» **WORK REQUIRED**
Restate each line of the listing exactly, without carrying over any pictures.

+++

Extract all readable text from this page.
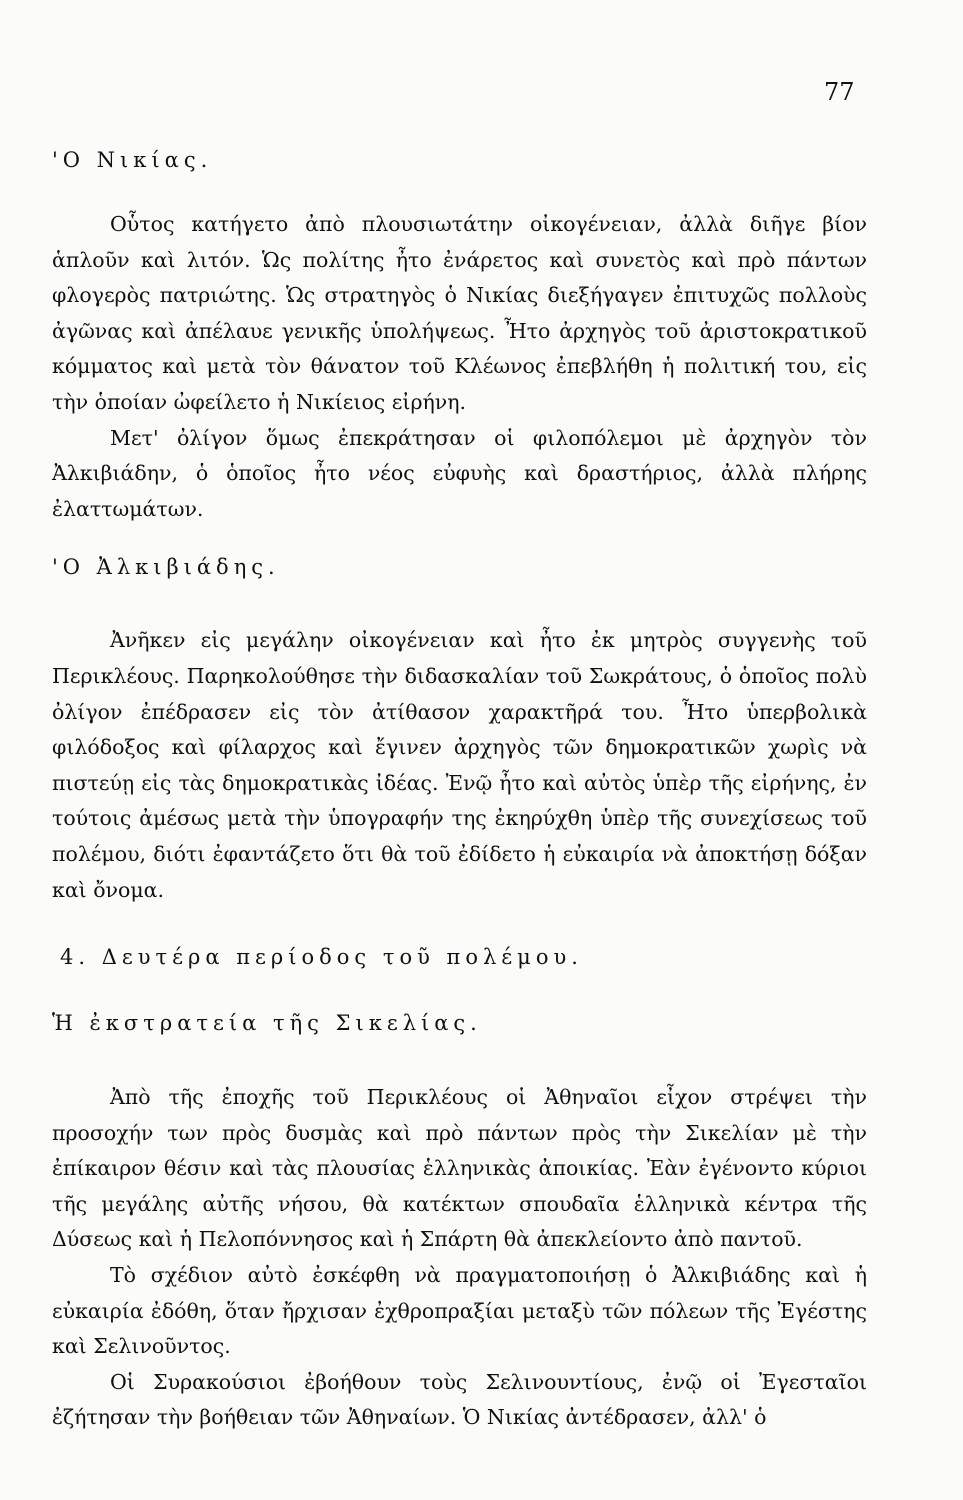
77
'Ο Νικίας.

Οὗτος κατήγετο ἀπὸ πλουσιωτάτην οἰκογένειαν, ἀλλὰ διῆγε βίον ἁπλοῦν καὶ λιτόν. Ὡς πολίτης ἦτο ἐνάρετος καὶ συνετὸς καὶ πρὸ πάντων φλογερὸς πατριώτης. Ὡς στρατηγὸς ὁ Νικίας διεξήγαγεν ἐπιτυχῶς πολλοὺς ἀγῶνας καὶ ἀπέλαυε γενικῆς ὑπολήψεως. Ἦτο ἀρχηγὸς τοῦ ἀριστοκρατικοῦ κόμματος καὶ μετὰ τὸν θάνατον τοῦ Κλέωνος ἐπεβλήθη ἡ πολιτική του, εἰς τὴν ὁποίαν ὠφείλετο ἡ Νικίειος εἰρήνη.

Μετ' ὀλίγον ὅμως ἐπεκράτησαν οἱ φιλοπόλεμοι μὲ ἀρχηγὸν τὸν Ἀλκιβιάδην, ὁ ὁποῖος ἦτο νέος εὐφυὴς καὶ δραστήριος, ἀλλὰ πλήρης ἐλαττωμάτων.

'Ο Ἀλκιβιάδης.

Ἀνῆκεν εἰς μεγάλην οἰκογένειαν καὶ ἦτο ἐκ μητρὸς συγγενὴς τοῦ Περικλέους. Παρηκολούθησε τὴν διδασκαλίαν τοῦ Σωκράτους, ὁ ὁποῖος πολὺ ὀλίγον ἐπέδρασεν εἰς τὸν ἀτίθασον χαρακτῆρά του. Ἦτο ὑπερβολικὰ φιλόδοξος καὶ φίλαρχος καὶ ἔγινεν ἀρχηγὸς τῶν δημοκρατικῶν χωρὶς νὰ πιστεύῃ εἰς τὰς δημοκρατικὰς ἰδέας. Ἐνῷ ἦτο καὶ αὐτὸς ὑπὲρ τῆς εἰρήνης, ἐν τούτοις ἀμέσως μετὰ τὴν ὑπογραφήν της ἐκηρύχθη ὑπὲρ τῆς συνεχίσεως τοῦ πολέμου, διότι ἐφαντάζετο ὅτι θὰ τοῦ ἐδίδετο ἡ εὐκαιρία νὰ ἀποκτήσῃ δόξαν καὶ ὄνομα.

4. Δευτέρα περίοδος τοῦ πολέμου.
Ἡ ἐκστρατεία τῆς Σικελίας.

Ἀπὸ τῆς ἐποχῆς τοῦ Περικλέους οἱ Ἀθηναῖοι εἶχον στρέψει τὴν προσοχήν των πρὸς δυσμὰς καὶ πρὸ πάντων πρὸς τὴν Σικελίαν μὲ τὴν ἐπίκαιρον θέσιν καὶ τὰς πλουσίας ἑλληνικὰς ἀποικίας. Ἐὰν ἐγένοντο κύριοι τῆς μεγάλης αὐτῆς νήσου, θὰ κατέκτων σπουδαῖα ἑλληνικὰ κέντρα τῆς Δύσεως καὶ ἡ Πελοπόννησος καὶ ἡ Σπάρτη θὰ ἀπεκλείοντο ἀπὸ παντοῦ.

Τὸ σχέδιον αὐτὸ ἐσκέφθη νὰ πραγματοποιήσῃ ὁ Ἀλκιβιάδης καὶ ἡ εὐκαιρία ἐδόθη, ὅταν ἤρχισαν ἐχθροπραξίαι μεταξὺ τῶν πόλεων τῆς Ἐγέστης καὶ Σελινοῦντος.

Οἱ Συρακούσιοι ἐβοήθουν τοὺς Σελινουντίους, ἐνῷ οἱ Ἐγεσταῖοι ἐζήτησαν τὴν βοήθειαν τῶν Ἀθηναίων. Ὁ Νικίας ἀντέδρασεν, ἀλλ' ὁ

+++

» **EXERCISE SOLUTION**
Extract all readable text from this page.
77
'Ο Νικίας.

Οὗτος κατήγετο ἀπὸ πλουσιωτάτην οἰκογένειαν, ἀλλὰ διῆγε βίον ἁπλοῦν καὶ λιτόν. Ὡς πολίτης ἦτο ἐνάρετος καὶ συνετὸς καὶ πρὸ πάντων φλογερὸς πατριώτης. Ὡς στρατηγὸς ὁ Νικίας διεξήγαγεν ἐπιτυχῶς πολλοὺς ἀγῶνας καὶ ἀπέλαυε γενικῆς ὑπολήψεως. Ἦτο ἀρχηγὸς τοῦ ἀριστοκρατικοῦ κόμματος καὶ μετὰ τὸν θάνατον τοῦ Κλέωνος ἐπεβλήθη ἡ πολιτική του, εἰς τὴν ὁποίαν ὠφείλετο ἡ Νικίειος εἰρήνη.

Μετ' ὀλίγον ὅμως ἐπεκράτησαν οἱ φιλοπόλεμοι μὲ ἀρχηγὸν τὸν Ἀλκιβιάδην, ὁ ὁποῖος ἦτο νέος εὐφυὴς καὶ δραστήριος, ἀλλὰ πλήρης ἐλαττωμάτων.

'Ο Ἀλκιβιάδης.

Ἀνῆκεν εἰς μεγάλην οἰκογένειαν καὶ ἦτο ἐκ μητρὸς συγγενὴς τοῦ Περικλέους. Παρηκολούθησε τὴν διδασκαλίαν τοῦ Σωκράτους, ὁ ὁποῖος πολὺ ὀλίγον ἐπέδρασεν εἰς τὸν ἀτίθασον χαρακτῆρά του. Ἦτο ὑπερβολικὰ φιλόδοξος καὶ φίλαρχος καὶ ἔγινεν ἀρχηγὸς τῶν δημοκρατικῶν χωρὶς νὰ πιστεύῃ εἰς τὰς δημοκρατικὰς ἰδέας. Ἐνῷ ἦτο καὶ αὐτὸς ὑπὲρ τῆς εἰρήνης, ἐν τούτοις ἀμέσως μετὰ τὴν ὑπογραφήν της ἐκηρύχθη ὑπὲρ τῆς συνεχίσεως τοῦ πολέμου, διότι ἐφαντάζετο ὅτι θὰ τοῦ ἐδίδετο ἡ εὐκαιρία νὰ ἀποκτήσῃ δόξαν καὶ ὄνομα.

4. Δευτέρα περίοδος τοῦ πολέμου.
Ἡ ἐκστρατεία τῆς Σικελίας.

Ἀπὸ τῆς ἐποχῆς τοῦ Περικλέους οἱ Ἀθηναῖοι εἶχον στρέψει τὴν προσοχήν των πρὸς δυσμὰς καὶ πρὸ πάντων πρὸς τὴν Σικελίαν μὲ τὴν ἐπίκαιρον θέσιν καὶ τὰς πλουσίας ἑλληνικὰς ἀποικίας. Ἐὰν ἐγένοντο κύριοι τῆς μεγάλης αὐτῆς νήσου, θὰ κατέκτων σπουδαῖα ἑλληνικὰ κέντρα τῆς Δύσεως καὶ ἡ Πελοπόννησος καὶ ἡ Σπάρτη θὰ ἀπεκλείοντο ἀπὸ παντοῦ.

Τὸ σχέδιον αὐτὸ ἐσκέφθη νὰ πραγματοποιήσῃ ὁ Ἀλκιβιάδης καὶ ἡ εὐκαιρία ἐδόθη, ὅταν ἤρχισαν ἐχθροπραξίαι μεταξὺ τῶν πόλεων τῆς Ἐγέστης καὶ Σελινοῦντος.

Οἱ Συρακούσιοι ἐβοήθουν τοὺς Σελινουντίους, ἐνῷ οἱ Ἐγεσταῖοι ἐζήτησαν τὴν βοήθειαν τῶν Ἀθηναίων. Ὁ Νικίας ἀντέδρασεν, ἀλλ' ὁ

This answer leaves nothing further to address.